_What the task requires_. Rename "up-point" to "vertical-point" everywhere it occurs in the data below, keeping every other line and character unchanged. Leave the pictures out of your answer.

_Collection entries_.
════════════════
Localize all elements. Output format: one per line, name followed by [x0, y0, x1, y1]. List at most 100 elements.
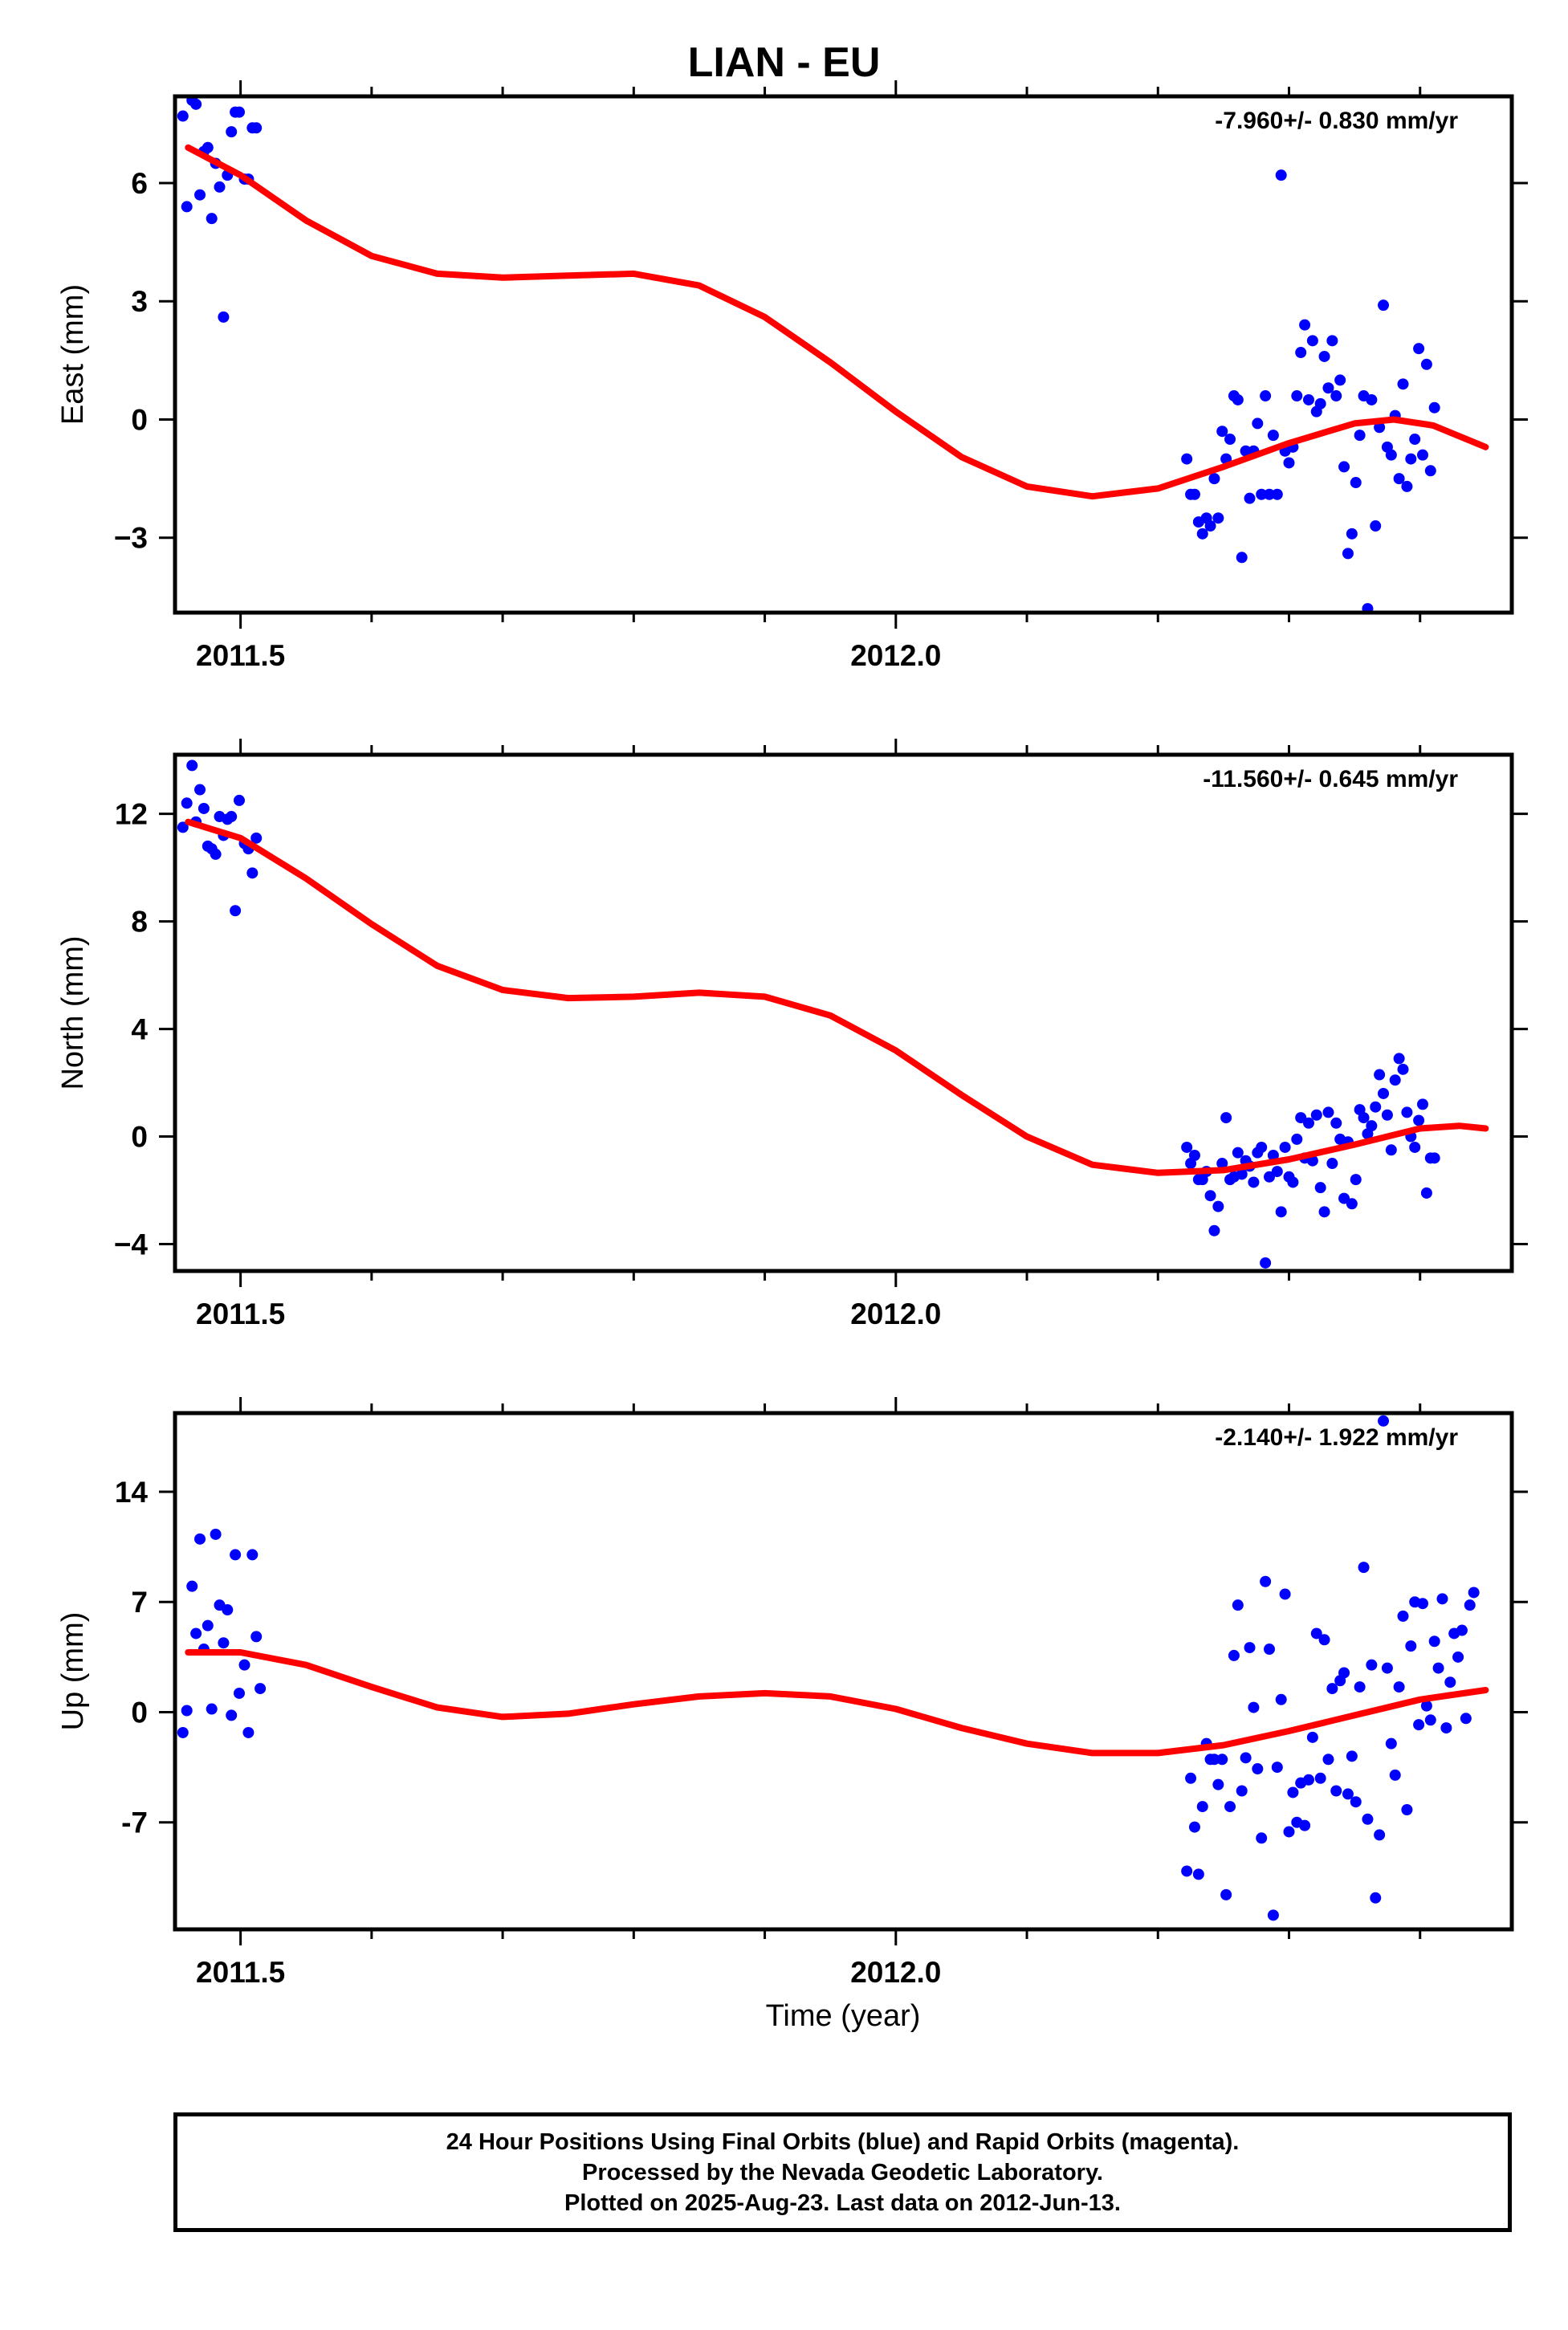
up-y-tick-label-3: 14 — [115, 1476, 149, 1509]
north-point-80 — [1420, 1187, 1432, 1199]
east-rate-label: -7.960+/- 0.830 mm/yr — [1215, 108, 1458, 134]
up-point-4 — [194, 1533, 206, 1545]
east-point-32 — [1232, 393, 1244, 405]
up-point-56 — [1322, 1754, 1334, 1766]
north-point-21 — [1188, 1149, 1200, 1161]
east-x-tick-label-0: 2011.5 — [196, 639, 285, 672]
east-point-28 — [1216, 426, 1228, 438]
up-point-23 — [1192, 1868, 1204, 1880]
up-point-86 — [1440, 1722, 1452, 1734]
x-axis-label: Time (year) — [766, 1999, 921, 2033]
north-point-17 — [246, 867, 259, 879]
up-point-77 — [1405, 1640, 1417, 1652]
east-y-tick-label-3: 6 — [131, 167, 148, 200]
up-point-43 — [1271, 1762, 1283, 1774]
east-point-59 — [1338, 461, 1350, 473]
east-point-73 — [1393, 473, 1405, 485]
north-point-42 — [1271, 1166, 1283, 1178]
up-point-13 — [230, 1549, 242, 1561]
east-point-26 — [1208, 473, 1220, 485]
east-point-10 — [218, 311, 230, 323]
up-point-44 — [1275, 1693, 1287, 1705]
east-x-tick-label-1: 2012.0 — [850, 639, 941, 672]
east-y-axis-label: East (mm) — [56, 284, 90, 425]
east-point-42 — [1271, 488, 1283, 500]
east-point-27 — [1212, 512, 1224, 524]
up-point-54 — [1314, 1772, 1326, 1784]
north-point-78 — [1413, 1114, 1425, 1126]
east-point-58 — [1334, 374, 1346, 386]
north-point-5 — [198, 802, 210, 814]
north-point-57 — [1330, 1117, 1342, 1129]
up-plot-frame — [173, 1411, 1514, 1932]
north-point-48 — [1295, 1112, 1307, 1124]
up-point-81 — [1420, 1700, 1432, 1712]
north-y-tick-label-0: −4 — [114, 1228, 149, 1261]
up-point-11 — [222, 1604, 234, 1616]
east-point-12 — [226, 126, 238, 138]
up-point-40 — [1260, 1575, 1272, 1587]
up-point-91 — [1460, 1713, 1472, 1725]
up-point-35 — [1240, 1752, 1252, 1764]
up-point-22 — [1188, 1821, 1200, 1833]
up-point-41 — [1264, 1644, 1276, 1656]
north-point-70 — [1381, 1109, 1393, 1121]
north-point-71 — [1385, 1144, 1397, 1156]
up-point-55 — [1318, 1634, 1330, 1646]
up-point-32 — [1228, 1649, 1240, 1661]
up-point-93 — [1468, 1587, 1480, 1599]
up-point-64 — [1354, 1681, 1366, 1693]
up-point-61 — [1342, 1788, 1354, 1800]
up-point-7 — [206, 1703, 218, 1715]
north-point-62 — [1350, 1174, 1362, 1186]
north-y-axis-label: North (mm) — [56, 935, 90, 1090]
east-point-33 — [1236, 552, 1248, 564]
north-point-73 — [1393, 1053, 1405, 1065]
up-point-15 — [238, 1659, 250, 1671]
east-y-tick-label-1: 0 — [131, 403, 148, 436]
up-point-90 — [1456, 1624, 1468, 1636]
east-point-4 — [194, 189, 206, 201]
east-point-69 — [1378, 299, 1390, 312]
north-point-0 — [177, 821, 189, 833]
east-fit-line — [185, 144, 1489, 500]
north-point-46 — [1287, 1176, 1299, 1188]
up-point-24 — [1196, 1801, 1208, 1813]
up-point-58 — [1330, 1785, 1342, 1797]
east-point-79 — [1417, 449, 1428, 461]
north-point-50 — [1302, 1117, 1314, 1129]
up-point-63 — [1350, 1796, 1362, 1808]
east-point-68 — [1374, 422, 1386, 434]
up-point-84 — [1432, 1662, 1444, 1674]
up-y-tick-label-1: 0 — [131, 1696, 148, 1729]
north-point-79 — [1417, 1098, 1428, 1110]
east-point-53 — [1314, 397, 1326, 409]
north-point-39 — [1260, 1257, 1272, 1269]
up-point-68 — [1370, 1892, 1382, 1904]
up-point-52 — [1306, 1731, 1318, 1743]
up-point-66 — [1362, 1813, 1374, 1825]
footer-line-1: 24 Hour Positions Using Final Orbits (bl… — [446, 2128, 1240, 2155]
east-point-81 — [1424, 465, 1436, 477]
east-point-35 — [1244, 492, 1256, 504]
east-point-19 — [1181, 453, 1193, 465]
east-y-tick-label-2: 3 — [131, 285, 148, 318]
up-point-72 — [1385, 1737, 1397, 1750]
up-point-30 — [1220, 1888, 1232, 1900]
north-fit-line — [185, 818, 1489, 1176]
north-point-44 — [1279, 1141, 1291, 1153]
up-point-14 — [233, 1687, 245, 1699]
up-point-21 — [1185, 1772, 1197, 1784]
north-plot-frame — [173, 752, 1514, 1273]
east-point-63 — [1354, 430, 1366, 442]
up-point-79 — [1413, 1719, 1425, 1731]
up-point-38 — [1252, 1763, 1264, 1775]
north-y-tick-label-1: 0 — [131, 1121, 148, 1154]
north-point-27 — [1212, 1200, 1224, 1212]
east-point-50 — [1302, 393, 1314, 405]
up-point-20 — [1181, 1865, 1193, 1877]
east-point-1 — [181, 201, 193, 213]
up-point-47 — [1287, 1786, 1299, 1798]
north-point-25 — [1204, 1190, 1216, 1202]
up-y-tick-label-0: -7 — [121, 1807, 148, 1839]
════════════════
_Response_.
Localize all elements. Output format: one per line, name followed by [x0, y0, x1, y1]. List at most 100 elements.
up-y-tick-label-3: 14 — [115, 1476, 149, 1509]
north-point-80 — [1420, 1187, 1432, 1199]
east-rate-label: -7.960+/- 0.830 mm/yr — [1215, 108, 1458, 134]
vertical-point-4 — [194, 1533, 206, 1545]
east-point-32 — [1232, 393, 1244, 405]
vertical-point-56 — [1322, 1754, 1334, 1766]
north-point-21 — [1188, 1149, 1200, 1161]
east-x-tick-label-0: 2011.5 — [196, 639, 285, 672]
east-point-28 — [1216, 426, 1228, 438]
vertical-point-23 — [1192, 1868, 1204, 1880]
vertical-point-86 — [1440, 1722, 1452, 1734]
x-axis-label: Time (year) — [766, 1999, 921, 2033]
north-point-17 — [246, 867, 259, 879]
vertical-point-77 — [1405, 1640, 1417, 1652]
east-y-tick-label-3: 6 — [131, 167, 148, 200]
vertical-point-43 — [1271, 1762, 1283, 1774]
east-point-59 — [1338, 461, 1350, 473]
east-point-73 — [1393, 473, 1405, 485]
north-point-42 — [1271, 1166, 1283, 1178]
vertical-point-13 — [230, 1549, 242, 1561]
east-point-26 — [1208, 473, 1220, 485]
east-point-10 — [218, 311, 230, 323]
vertical-point-44 — [1275, 1693, 1287, 1705]
east-x-tick-label-1: 2012.0 — [850, 639, 941, 672]
east-y-axis-label: East (mm) — [56, 284, 90, 425]
east-point-42 — [1271, 488, 1283, 500]
east-point-27 — [1212, 512, 1224, 524]
vertical-point-54 — [1314, 1772, 1326, 1784]
north-point-78 — [1413, 1114, 1425, 1126]
east-point-58 — [1334, 374, 1346, 386]
north-point-5 — [198, 802, 210, 814]
north-point-57 — [1330, 1117, 1342, 1129]
up-plot-frame — [173, 1411, 1514, 1932]
north-point-48 — [1295, 1112, 1307, 1124]
vertical-point-81 — [1420, 1700, 1432, 1712]
north-y-tick-label-0: −4 — [114, 1228, 149, 1261]
vertical-point-11 — [222, 1604, 234, 1616]
east-point-12 — [226, 126, 238, 138]
vertical-point-40 — [1260, 1575, 1272, 1587]
vertical-point-91 — [1460, 1713, 1472, 1725]
vertical-point-35 — [1240, 1752, 1252, 1764]
vertical-point-22 — [1188, 1821, 1200, 1833]
vertical-point-41 — [1264, 1644, 1276, 1656]
north-point-70 — [1381, 1109, 1393, 1121]
north-point-71 — [1385, 1144, 1397, 1156]
vertical-point-55 — [1318, 1634, 1330, 1646]
vertical-point-32 — [1228, 1649, 1240, 1661]
vertical-point-93 — [1468, 1587, 1480, 1599]
vertical-point-64 — [1354, 1681, 1366, 1693]
vertical-point-61 — [1342, 1788, 1354, 1800]
vertical-point-7 — [206, 1703, 218, 1715]
north-point-62 — [1350, 1174, 1362, 1186]
north-y-axis-label: North (mm) — [56, 935, 90, 1090]
east-point-33 — [1236, 552, 1248, 564]
north-point-73 — [1393, 1053, 1405, 1065]
vertical-point-15 — [238, 1659, 250, 1671]
east-y-tick-label-1: 0 — [131, 403, 148, 436]
vertical-point-90 — [1456, 1624, 1468, 1636]
east-point-4 — [194, 189, 206, 201]
east-point-69 — [1378, 299, 1390, 312]
north-point-0 — [177, 821, 189, 833]
east-fit-line — [185, 144, 1489, 500]
north-point-46 — [1287, 1176, 1299, 1188]
vertical-point-24 — [1196, 1801, 1208, 1813]
vertical-point-58 — [1330, 1785, 1342, 1797]
east-point-79 — [1417, 449, 1428, 461]
north-point-50 — [1302, 1117, 1314, 1129]
vertical-point-63 — [1350, 1796, 1362, 1808]
east-point-68 — [1374, 422, 1386, 434]
vertical-point-84 — [1432, 1662, 1444, 1674]
up-y-tick-label-1: 0 — [131, 1696, 148, 1729]
north-point-79 — [1417, 1098, 1428, 1110]
east-point-53 — [1314, 397, 1326, 409]
north-point-39 — [1260, 1257, 1272, 1269]
vertical-point-68 — [1370, 1892, 1382, 1904]
vertical-point-52 — [1306, 1731, 1318, 1743]
vertical-point-66 — [1362, 1813, 1374, 1825]
footer-line-1: 24 Hour Positions Using Final Orbits (bl… — [446, 2128, 1240, 2155]
east-point-81 — [1424, 465, 1436, 477]
east-point-35 — [1244, 492, 1256, 504]
east-point-19 — [1181, 453, 1193, 465]
east-y-tick-label-2: 3 — [131, 285, 148, 318]
vertical-point-72 — [1385, 1737, 1397, 1750]
vertical-point-30 — [1220, 1888, 1232, 1900]
north-fit-line — [185, 818, 1489, 1176]
north-point-44 — [1279, 1141, 1291, 1153]
vertical-point-14 — [233, 1687, 245, 1699]
vertical-point-21 — [1185, 1772, 1197, 1784]
north-plot-frame — [173, 752, 1514, 1273]
east-point-63 — [1354, 430, 1366, 442]
vertical-point-79 — [1413, 1719, 1425, 1731]
vertical-point-38 — [1252, 1763, 1264, 1775]
north-y-tick-label-1: 0 — [131, 1121, 148, 1154]
north-point-27 — [1212, 1200, 1224, 1212]
east-point-50 — [1302, 393, 1314, 405]
vertical-point-20 — [1181, 1865, 1193, 1877]
east-point-1 — [181, 201, 193, 213]
vertical-point-47 — [1287, 1786, 1299, 1798]
north-point-25 — [1204, 1190, 1216, 1202]
up-y-tick-label-0: -7 — [121, 1807, 148, 1839]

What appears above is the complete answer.